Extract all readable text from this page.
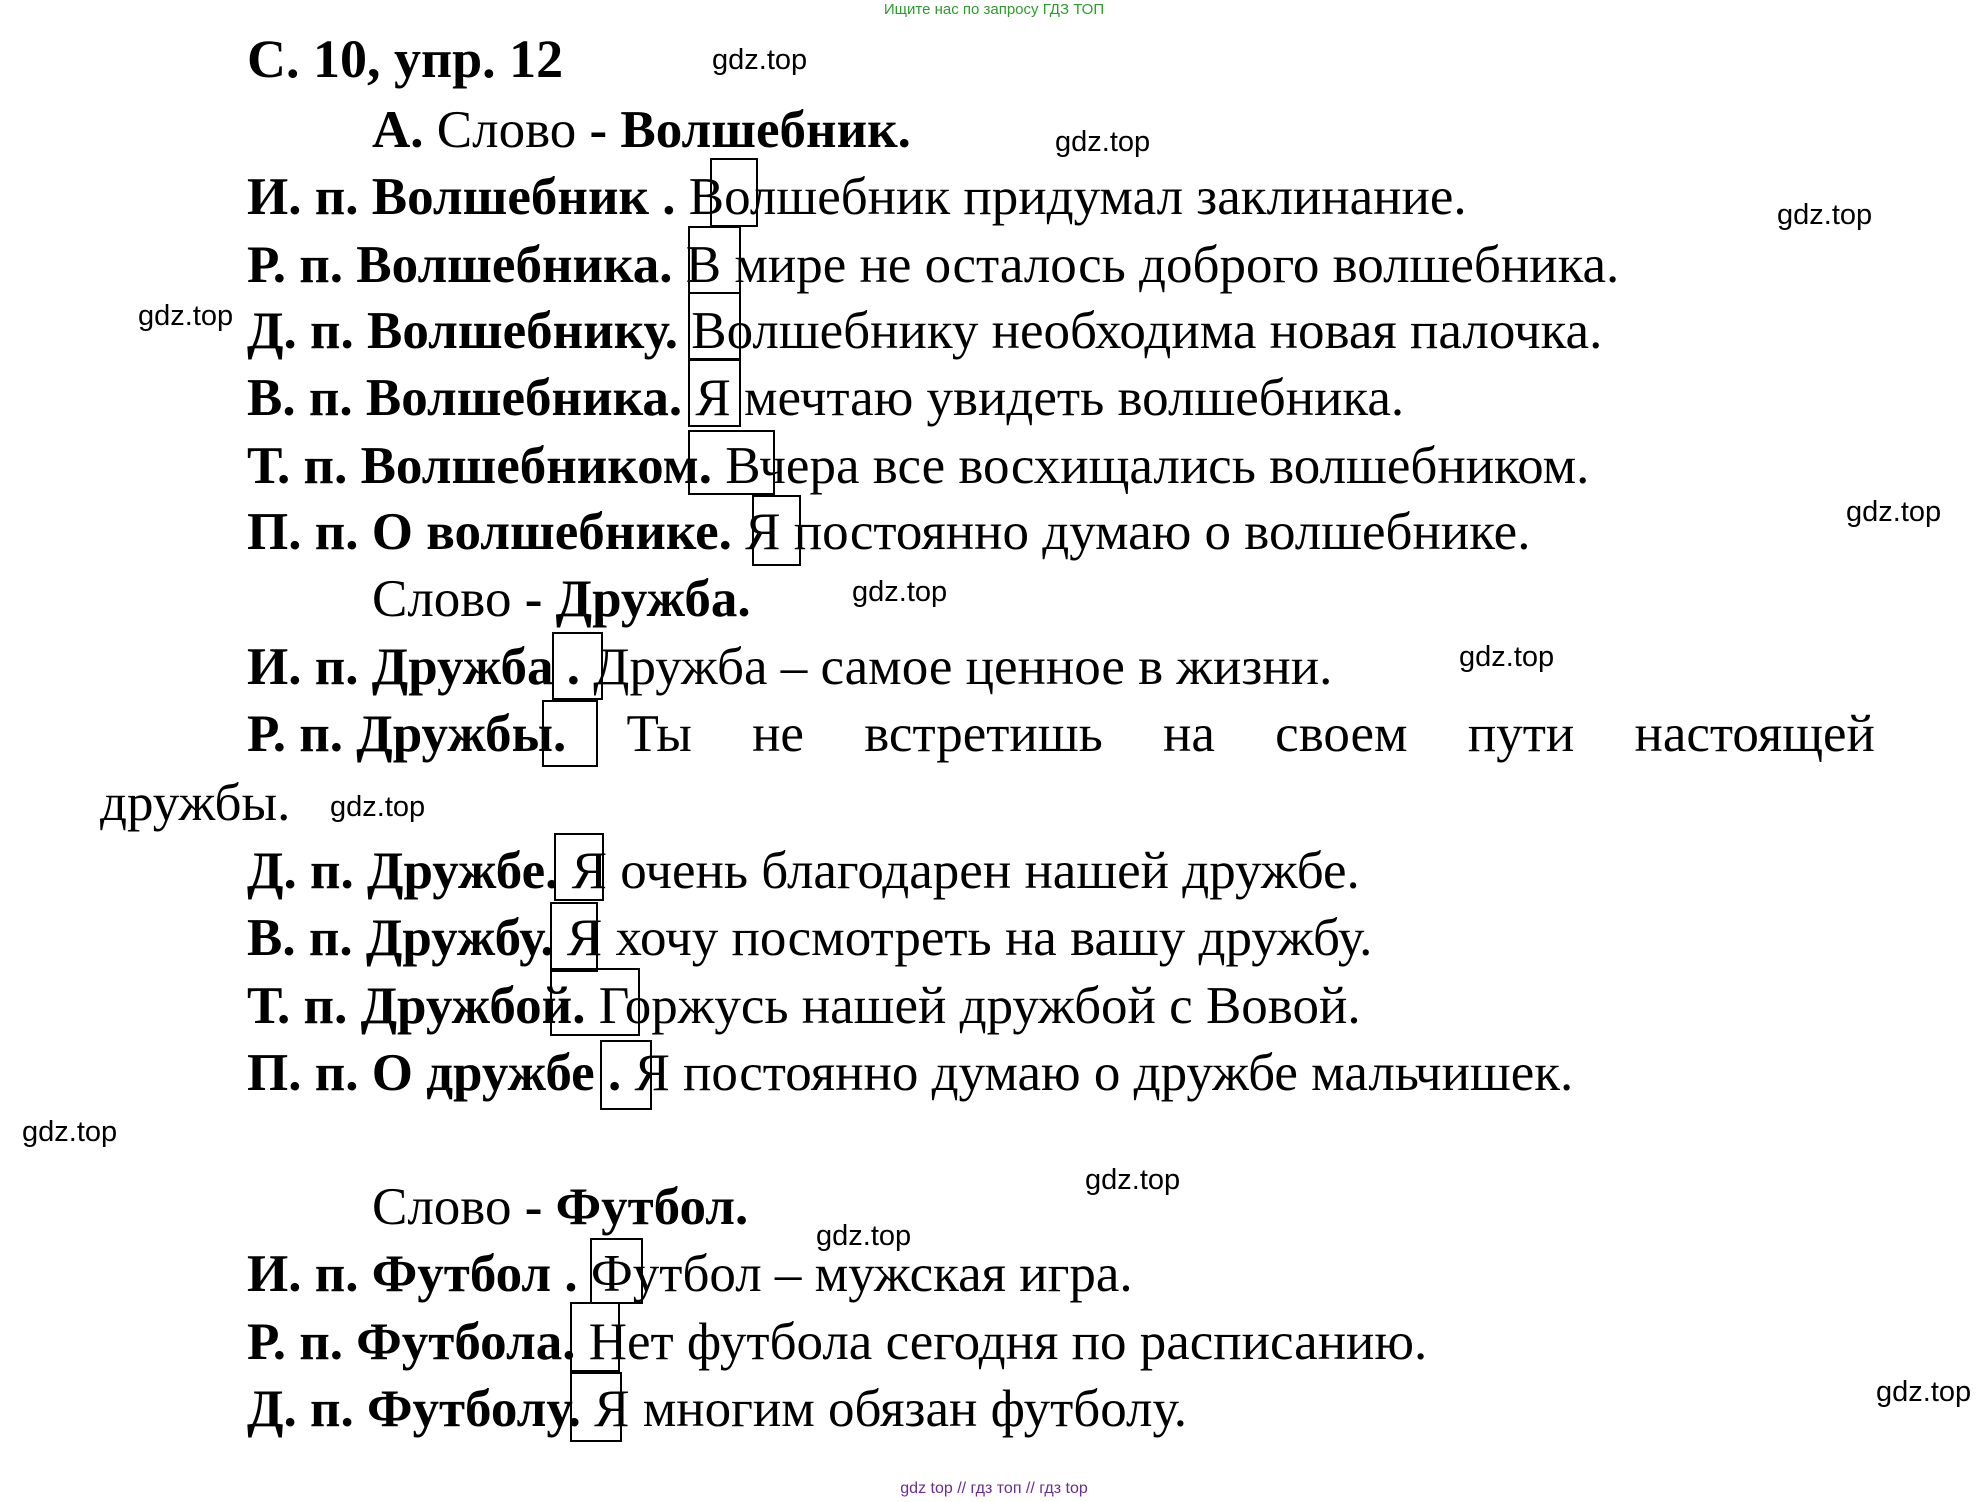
Ищите нас по запросу ГДЗ ТОП
С. 10, упр. 12	gdz.top
gdz.top
gdz.top
gdz.top
gdz.top
gdz.top
gdz.top
gdz.top
gdz.top
gdz.top
gdz.top
gdz.top
А. Слово - Волшебник.
И. п. Волшебник . Волшебник придумал заклинание.
Р. п. Волшебника. В мире не осталось доброго волшебника.
Д. п. Волшебнику. Волшебнику необходима новая палочка.
В. п. Волшебника. Я мечтаю увидеть волшебника.
Т. п. Волшебником. Вчера все восхищались волшебником.
П. п. О волшебнике. Я постоянно думаю о волшебнике.
Слово - Дружба.
И. п. Дружба . Дружба – самое ценное в жизни.
Р. п. Дружбы. Ты не встретишь на своем пути настоящей
дружбы.
Д. п. Дружбе. Я очень благодарен нашей дружбе.
В. п. Дружбу. Я хочу посмотреть на вашу дружбу.
Т. п. Дружбой. Горжусь нашей дружбой с Вовой.
П. п. О дружбе . Я постоянно думаю о дружбе мальчишек.
Слово - Футбол.
И. п. Футбол . Футбол – мужская игра.
Р. п. Футбола. Нет футбола сегодня по расписанию.
Д. п. Футболу. Я многим обязан футболу.
gdz top // гдз топ // гдз top
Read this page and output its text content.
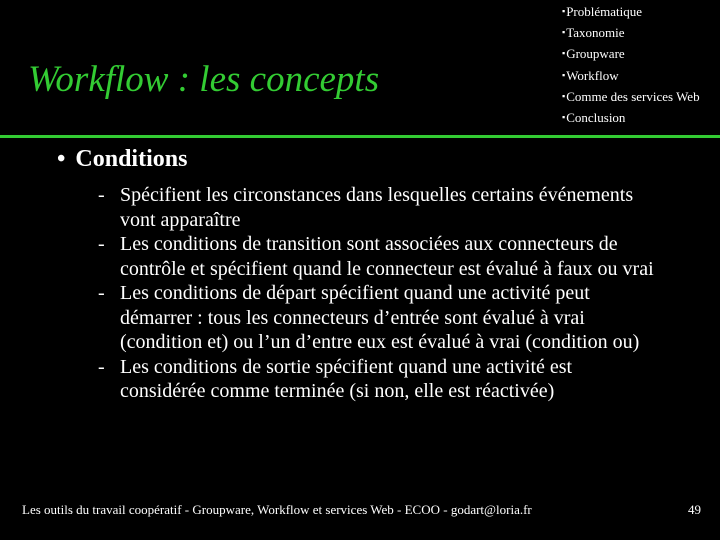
Workflow : les concepts
▪Problématique
▪Taxonomie
▪Groupware
▪Workflow
▪Comme des services Web
▪Conclusion
• Conditions
- Spécifient les circonstances dans lesquelles certains événements vont apparaître
- Les conditions de transition sont associées aux connecteurs de contrôle et spécifient quand le connecteur est évalué à faux ou vrai
- Les conditions de départ spécifient quand une activité peut démarrer : tous les connecteurs d’entrée sont évalué à vrai (condition et) ou l’un d’entre eux est évalué à vrai (condition ou)
- Les conditions de sortie spécifient quand une activité est considérée comme terminée (si non, elle est réactivée)
Les outils du travail coopératif - Groupware, Workflow et services Web - ECOO - godart@loria.fr	49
§
TASK TO COMPLETE: Return all of the entries exactly as written, but drop any pictures they hold.

EXERCISE RESULT:
Extract all readable text from this page.
Ищите нас по запросу ГДЗ ТОП
С. 10, упр. 12	gdz.top
gdz.top
gdz.top
gdz.top
gdz.top
gdz.top
gdz.top
gdz.top
gdz.top
gdz.top
gdz.top
gdz.top
А. Слово - Волшебник.
И. п. Волшебник . Волшебник придумал заклинание.
Р. п. Волшебника. В мире не осталось доброго волшебника.
Д. п. Волшебнику. Волшебнику необходима новая палочка.
В. п. Волшебника. Я мечтаю увидеть волшебника.
Т. п. Волшебником. Вчера все восхищались волшебником.
П. п. О волшебнике. Я постоянно думаю о волшебнике.
Слово - Дружба.
И. п. Дружба . Дружба – самое ценное в жизни.
Р. п. Дружбы. Ты не встретишь на своем пути настоящей
дружбы.
Д. п. Дружбе. Я очень благодарен нашей дружбе.
В. п. Дружбу. Я хочу посмотреть на вашу дружбу.
Т. п. Дружбой. Горжусь нашей дружбой с Вовой.
П. п. О дружбе . Я постоянно думаю о дружбе мальчишек.
Слово - Футбол.
И. п. Футбол . Футбол – мужская игра.
Р. п. Футбола. Нет футбола сегодня по расписанию.
Д. п. Футболу. Я многим обязан футболу.
gdz top // гдз топ // гдз top
Read this page and output its text content.
Workflow : les concepts
▪Problématique
▪Taxonomie
▪Groupware
▪Workflow
▪Comme des services Web
▪Conclusion
• Conditions
- Spécifient les circonstances dans lesquelles certains événements vont apparaître
- Les conditions de transition sont associées aux connecteurs de contrôle et spécifient quand le connecteur est évalué à faux ou vrai
- Les conditions de départ spécifient quand une activité peut démarrer : tous les connecteurs d’entrée sont évalué à vrai (condition et) ou l’un d’entre eux est évalué à vrai (condition ou)
- Les conditions de sortie spécifient quand une activité est considérée comme terminée (si non, elle est réactivée)
Les outils du travail coopératif - Groupware, Workflow et services Web - ECOO - godart@loria.fr	49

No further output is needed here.